> [What the task requires]
Reproduce each line exactly.

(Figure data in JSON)
◆ ◆ ◆
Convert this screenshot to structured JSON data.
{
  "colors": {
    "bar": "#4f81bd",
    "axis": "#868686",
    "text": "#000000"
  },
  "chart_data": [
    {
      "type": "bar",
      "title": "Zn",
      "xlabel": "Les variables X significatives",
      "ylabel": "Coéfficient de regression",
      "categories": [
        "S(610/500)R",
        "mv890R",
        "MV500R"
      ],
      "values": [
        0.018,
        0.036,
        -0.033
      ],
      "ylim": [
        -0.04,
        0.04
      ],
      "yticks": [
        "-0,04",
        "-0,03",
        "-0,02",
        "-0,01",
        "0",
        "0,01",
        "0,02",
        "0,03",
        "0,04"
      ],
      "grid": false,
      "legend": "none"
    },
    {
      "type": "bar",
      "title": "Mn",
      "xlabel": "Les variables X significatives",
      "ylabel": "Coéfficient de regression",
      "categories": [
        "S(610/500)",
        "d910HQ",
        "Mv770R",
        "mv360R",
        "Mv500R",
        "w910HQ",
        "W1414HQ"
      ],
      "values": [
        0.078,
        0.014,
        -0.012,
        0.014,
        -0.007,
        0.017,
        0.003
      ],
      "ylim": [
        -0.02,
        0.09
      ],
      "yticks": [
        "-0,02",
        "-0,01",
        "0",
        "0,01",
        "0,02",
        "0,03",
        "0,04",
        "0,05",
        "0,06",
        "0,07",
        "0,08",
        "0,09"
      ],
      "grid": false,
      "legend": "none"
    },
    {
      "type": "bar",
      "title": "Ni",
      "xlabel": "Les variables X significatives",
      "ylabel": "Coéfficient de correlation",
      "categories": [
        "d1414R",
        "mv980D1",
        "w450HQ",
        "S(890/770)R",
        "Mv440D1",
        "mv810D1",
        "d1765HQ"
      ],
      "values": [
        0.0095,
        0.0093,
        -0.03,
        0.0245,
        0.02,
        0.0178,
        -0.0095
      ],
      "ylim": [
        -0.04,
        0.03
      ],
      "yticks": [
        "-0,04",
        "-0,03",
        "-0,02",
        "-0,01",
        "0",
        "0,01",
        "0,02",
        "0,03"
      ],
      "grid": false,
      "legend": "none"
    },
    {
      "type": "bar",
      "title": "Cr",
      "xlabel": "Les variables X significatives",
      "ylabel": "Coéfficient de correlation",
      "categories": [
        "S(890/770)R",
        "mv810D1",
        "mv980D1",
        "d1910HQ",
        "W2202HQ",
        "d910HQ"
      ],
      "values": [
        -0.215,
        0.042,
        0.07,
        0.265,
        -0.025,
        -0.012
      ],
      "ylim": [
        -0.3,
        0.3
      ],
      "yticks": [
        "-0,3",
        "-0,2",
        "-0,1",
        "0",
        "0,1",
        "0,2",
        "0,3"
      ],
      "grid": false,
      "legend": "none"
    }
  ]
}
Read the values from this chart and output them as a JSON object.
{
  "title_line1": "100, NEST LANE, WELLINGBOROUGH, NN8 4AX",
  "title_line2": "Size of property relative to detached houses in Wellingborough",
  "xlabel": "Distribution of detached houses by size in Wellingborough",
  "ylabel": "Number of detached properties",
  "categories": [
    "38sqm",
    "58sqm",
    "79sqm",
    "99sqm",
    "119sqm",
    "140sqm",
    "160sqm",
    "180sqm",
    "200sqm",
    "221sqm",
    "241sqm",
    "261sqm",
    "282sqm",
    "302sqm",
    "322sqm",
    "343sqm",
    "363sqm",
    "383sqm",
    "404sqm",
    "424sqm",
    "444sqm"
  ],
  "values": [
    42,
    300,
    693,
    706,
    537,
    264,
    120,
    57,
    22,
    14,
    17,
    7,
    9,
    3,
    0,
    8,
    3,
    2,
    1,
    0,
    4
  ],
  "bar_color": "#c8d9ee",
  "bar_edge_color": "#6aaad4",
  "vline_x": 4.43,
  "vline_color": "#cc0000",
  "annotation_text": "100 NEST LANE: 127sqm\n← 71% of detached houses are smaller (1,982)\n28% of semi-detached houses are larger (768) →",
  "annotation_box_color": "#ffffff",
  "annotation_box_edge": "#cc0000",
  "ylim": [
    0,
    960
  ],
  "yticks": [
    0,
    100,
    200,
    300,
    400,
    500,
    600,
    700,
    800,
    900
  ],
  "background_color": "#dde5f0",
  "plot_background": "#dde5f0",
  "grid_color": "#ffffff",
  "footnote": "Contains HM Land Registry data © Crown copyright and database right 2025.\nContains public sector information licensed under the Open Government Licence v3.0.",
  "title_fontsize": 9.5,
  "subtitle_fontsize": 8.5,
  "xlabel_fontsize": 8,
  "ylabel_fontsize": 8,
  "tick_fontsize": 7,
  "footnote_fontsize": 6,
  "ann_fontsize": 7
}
◆ ◆ ◆
> [Answer to the problem]
Convert this screenshot to structured JSON data.
{
  "colors": {
    "bar": "#4f81bd",
    "axis": "#868686",
    "text": "#000000"
  },
  "chart_data": [
    {
      "type": "bar",
      "title": "Zn",
      "xlabel": "Les variables X significatives",
      "ylabel": "Coéfficient de regression",
      "categories": [
        "S(610/500)R",
        "mv890R",
        "MV500R"
      ],
      "values": [
        0.018,
        0.036,
        -0.033
      ],
      "ylim": [
        -0.04,
        0.04
      ],
      "yticks": [
        "-0,04",
        "-0,03",
        "-0,02",
        "-0,01",
        "0",
        "0,01",
        "0,02",
        "0,03",
        "0,04"
      ],
      "grid": false,
      "legend": "none"
    },
    {
      "type": "bar",
      "title": "Mn",
      "xlabel": "Les variables X significatives",
      "ylabel": "Coéfficient de regression",
      "categories": [
        "S(610/500)",
        "d910HQ",
        "Mv770R",
        "mv360R",
        "Mv500R",
        "w910HQ",
        "W1414HQ"
      ],
      "values": [
        0.078,
        0.014,
        -0.012,
        0.014,
        -0.007,
        0.017,
        0.003
      ],
      "ylim": [
        -0.02,
        0.09
      ],
      "yticks": [
        "-0,02",
        "-0,01",
        "0",
        "0,01",
        "0,02",
        "0,03",
        "0,04",
        "0,05",
        "0,06",
        "0,07",
        "0,08",
        "0,09"
      ],
      "grid": false,
      "legend": "none"
    },
    {
      "type": "bar",
      "title": "Ni",
      "xlabel": "Les variables X significatives",
      "ylabel": "Coéfficient de correlation",
      "categories": [
        "d1414R",
        "mv980D1",
        "w450HQ",
        "S(890/770)R",
        "Mv440D1",
        "mv810D1",
        "d1765HQ"
      ],
      "values": [
        0.0095,
        0.0093,
        -0.03,
        0.0245,
        0.02,
        0.0178,
        -0.0095
      ],
      "ylim": [
        -0.04,
        0.03
      ],
      "yticks": [
        "-0,04",
        "-0,03",
        "-0,02",
        "-0,01",
        "0",
        "0,01",
        "0,02",
        "0,03"
      ],
      "grid": false,
      "legend": "none"
    },
    {
      "type": "bar",
      "title": "Cr",
      "xlabel": "Les variables X significatives",
      "ylabel": "Coéfficient de correlation",
      "categories": [
        "S(890/770)R",
        "mv810D1",
        "mv980D1",
        "d1910HQ",
        "W2202HQ",
        "d910HQ"
      ],
      "values": [
        -0.215,
        0.042,
        0.07,
        0.265,
        -0.025,
        -0.012
      ],
      "ylim": [
        -0.3,
        0.3
      ],
      "yticks": [
        "-0,3",
        "-0,2",
        "-0,1",
        "0",
        "0,1",
        "0,2",
        "0,3"
      ],
      "grid": false,
      "legend": "none"
    }
  ]
}
Read the values from this chart and output them as a JSON object.
{
  "title_line1": "100, NEST LANE, WELLINGBOROUGH, NN8 4AX",
  "title_line2": "Size of property relative to detached houses in Wellingborough",
  "xlabel": "Distribution of detached houses by size in Wellingborough",
  "ylabel": "Number of detached properties",
  "categories": [
    "38sqm",
    "58sqm",
    "79sqm",
    "99sqm",
    "119sqm",
    "140sqm",
    "160sqm",
    "180sqm",
    "200sqm",
    "221sqm",
    "241sqm",
    "261sqm",
    "282sqm",
    "302sqm",
    "322sqm",
    "343sqm",
    "363sqm",
    "383sqm",
    "404sqm",
    "424sqm",
    "444sqm"
  ],
  "values": [
    42,
    300,
    693,
    706,
    537,
    264,
    120,
    57,
    22,
    14,
    17,
    7,
    9,
    3,
    0,
    8,
    3,
    2,
    1,
    0,
    4
  ],
  "bar_color": "#c8d9ee",
  "bar_edge_color": "#6aaad4",
  "vline_x": 4.43,
  "vline_color": "#cc0000",
  "annotation_text": "100 NEST LANE: 127sqm\n← 71% of detached houses are smaller (1,982)\n28% of semi-detached houses are larger (768) →",
  "annotation_box_color": "#ffffff",
  "annotation_box_edge": "#cc0000",
  "ylim": [
    0,
    960
  ],
  "yticks": [
    0,
    100,
    200,
    300,
    400,
    500,
    600,
    700,
    800,
    900
  ],
  "background_color": "#dde5f0",
  "plot_background": "#dde5f0",
  "grid_color": "#ffffff",
  "footnote": "Contains HM Land Registry data © Crown copyright and database right 2025.\nContains public sector information licensed under the Open Government Licence v3.0.",
  "title_fontsize": 9.5,
  "subtitle_fontsize": 8.5,
  "xlabel_fontsize": 8,
  "ylabel_fontsize": 8,
  "tick_fontsize": 7,
  "footnote_fontsize": 6,
  "ann_fontsize": 7
}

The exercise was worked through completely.